══ Data to use ══

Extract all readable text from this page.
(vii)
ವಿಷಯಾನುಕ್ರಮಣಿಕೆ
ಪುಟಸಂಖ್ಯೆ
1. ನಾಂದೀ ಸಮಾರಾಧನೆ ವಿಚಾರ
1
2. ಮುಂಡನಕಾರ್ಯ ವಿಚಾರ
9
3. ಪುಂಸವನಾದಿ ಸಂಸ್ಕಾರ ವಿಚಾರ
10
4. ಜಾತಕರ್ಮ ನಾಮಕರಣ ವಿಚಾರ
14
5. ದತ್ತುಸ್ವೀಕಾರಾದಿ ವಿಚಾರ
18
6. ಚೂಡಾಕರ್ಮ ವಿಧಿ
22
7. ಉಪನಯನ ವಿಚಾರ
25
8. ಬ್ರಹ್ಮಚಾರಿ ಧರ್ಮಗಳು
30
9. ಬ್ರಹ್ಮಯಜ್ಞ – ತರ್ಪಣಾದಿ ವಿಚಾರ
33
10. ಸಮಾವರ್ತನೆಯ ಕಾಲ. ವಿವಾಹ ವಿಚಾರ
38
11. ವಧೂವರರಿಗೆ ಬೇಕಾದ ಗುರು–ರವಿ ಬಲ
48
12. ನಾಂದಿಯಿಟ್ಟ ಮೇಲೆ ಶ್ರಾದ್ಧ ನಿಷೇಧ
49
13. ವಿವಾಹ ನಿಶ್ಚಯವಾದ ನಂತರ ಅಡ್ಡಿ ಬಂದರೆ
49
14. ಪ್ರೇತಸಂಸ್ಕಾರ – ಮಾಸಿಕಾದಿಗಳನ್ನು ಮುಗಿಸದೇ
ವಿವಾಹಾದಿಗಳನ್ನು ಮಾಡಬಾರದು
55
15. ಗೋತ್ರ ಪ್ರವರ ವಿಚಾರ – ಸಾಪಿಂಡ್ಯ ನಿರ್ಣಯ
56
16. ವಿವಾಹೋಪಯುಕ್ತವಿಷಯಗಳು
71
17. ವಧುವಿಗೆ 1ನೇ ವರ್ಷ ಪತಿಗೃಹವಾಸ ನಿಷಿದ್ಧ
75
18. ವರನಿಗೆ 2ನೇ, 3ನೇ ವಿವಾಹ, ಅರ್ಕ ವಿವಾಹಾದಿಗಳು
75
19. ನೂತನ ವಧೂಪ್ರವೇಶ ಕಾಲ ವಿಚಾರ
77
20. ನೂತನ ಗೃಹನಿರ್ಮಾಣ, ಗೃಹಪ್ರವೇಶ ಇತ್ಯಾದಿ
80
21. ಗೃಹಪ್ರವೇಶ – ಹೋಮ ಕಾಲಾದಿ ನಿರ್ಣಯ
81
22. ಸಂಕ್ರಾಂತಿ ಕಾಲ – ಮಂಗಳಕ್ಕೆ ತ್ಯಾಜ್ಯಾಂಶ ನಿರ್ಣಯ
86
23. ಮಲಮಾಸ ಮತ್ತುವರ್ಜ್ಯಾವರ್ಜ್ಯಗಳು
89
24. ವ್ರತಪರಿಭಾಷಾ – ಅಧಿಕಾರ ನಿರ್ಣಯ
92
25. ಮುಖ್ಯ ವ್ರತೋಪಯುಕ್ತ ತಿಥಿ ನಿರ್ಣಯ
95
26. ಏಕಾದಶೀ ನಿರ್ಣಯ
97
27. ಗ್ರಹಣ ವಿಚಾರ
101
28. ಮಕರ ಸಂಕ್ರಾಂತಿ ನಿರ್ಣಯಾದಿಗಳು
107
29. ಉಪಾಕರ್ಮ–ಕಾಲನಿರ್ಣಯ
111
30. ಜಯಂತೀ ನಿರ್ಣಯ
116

═══

◆ Brief: Quote each line of the data above exactly as written.

◆ Solution:
Extract all readable text from this page.
(vii)
ವಿಷಯಾನುಕ್ರಮಣಿಕೆ
ಪುಟಸಂಖ್ಯೆ
1. ನಾಂದೀ ಸಮಾರಾಧನೆ ವಿಚಾರ
1
2. ಮುಂಡನಕಾರ್ಯ ವಿಚಾರ
9
3. ಪುಂಸವನಾದಿ ಸಂಸ್ಕಾರ ವಿಚಾರ
10
4. ಜಾತಕರ್ಮ ನಾಮಕರಣ ವಿಚಾರ
14
5. ದತ್ತುಸ್ವೀಕಾರಾದಿ ವಿಚಾರ
18
6. ಚೂಡಾಕರ್ಮ ವಿಧಿ
22
7. ಉಪನಯನ ವಿಚಾರ
25
8. ಬ್ರಹ್ಮಚಾರಿ ಧರ್ಮಗಳು
30
9. ಬ್ರಹ್ಮಯಜ್ಞ – ತರ್ಪಣಾದಿ ವಿಚಾರ
33
10. ಸಮಾವರ್ತನೆಯ ಕಾಲ. ವಿವಾಹ ವಿಚಾರ
38
11. ವಧೂವರರಿಗೆ ಬೇಕಾದ ಗುರು–ರವಿ ಬಲ
48
12. ನಾಂದಿಯಿಟ್ಟ ಮೇಲೆ ಶ್ರಾದ್ಧ ನಿಷೇಧ
49
13. ವಿವಾಹ ನಿಶ್ಚಯವಾದ ನಂತರ ಅಡ್ಡಿ ಬಂದರೆ
49
14. ಪ್ರೇತಸಂಸ್ಕಾರ – ಮಾಸಿಕಾದಿಗಳನ್ನು ಮುಗಿಸದೇ
ವಿವಾಹಾದಿಗಳನ್ನು ಮಾಡಬಾರದು
55
15. ಗೋತ್ರ ಪ್ರವರ ವಿಚಾರ – ಸಾಪಿಂಡ್ಯ ನಿರ್ಣಯ
56
16. ವಿವಾಹೋಪಯುಕ್ತವಿಷಯಗಳು
71
17. ವಧುವಿಗೆ 1ನೇ ವರ್ಷ ಪತಿಗೃಹವಾಸ ನಿಷಿದ್ಧ
75
18. ವರನಿಗೆ 2ನೇ, 3ನೇ ವಿವಾಹ, ಅರ್ಕ ವಿವಾಹಾದಿಗಳು
75
19. ನೂತನ ವಧೂಪ್ರವೇಶ ಕಾಲ ವಿಚಾರ
77
20. ನೂತನ ಗೃಹನಿರ್ಮಾಣ, ಗೃಹಪ್ರವೇಶ ಇತ್ಯಾದಿ
80
21. ಗೃಹಪ್ರವೇಶ – ಹೋಮ ಕಾಲಾದಿ ನಿರ್ಣಯ
81
22. ಸಂಕ್ರಾಂತಿ ಕಾಲ – ಮಂಗಳಕ್ಕೆ ತ್ಯಾಜ್ಯಾಂಶ ನಿರ್ಣಯ
86
23. ಮಲಮಾಸ ಮತ್ತುವರ್ಜ್ಯಾವರ್ಜ್ಯಗಳು
89
24. ವ್ರತಪರಿಭಾಷಾ – ಅಧಿಕಾರ ನಿರ್ಣಯ
92
25. ಮುಖ್ಯ ವ್ರತೋಪಯುಕ್ತ ತಿಥಿ ನಿರ್ಣಯ
95
26. ಏಕಾದಶೀ ನಿರ್ಣಯ
97
27. ಗ್ರಹಣ ವಿಚಾರ
101
28. ಮಕರ ಸಂಕ್ರಾಂತಿ ನಿರ್ಣಯಾದಿಗಳು
107
29. ಉಪಾಕರ್ಮ–ಕಾಲನಿರ್ಣಯ
111
30. ಜಯಂತೀ ನಿರ್ಣಯ
116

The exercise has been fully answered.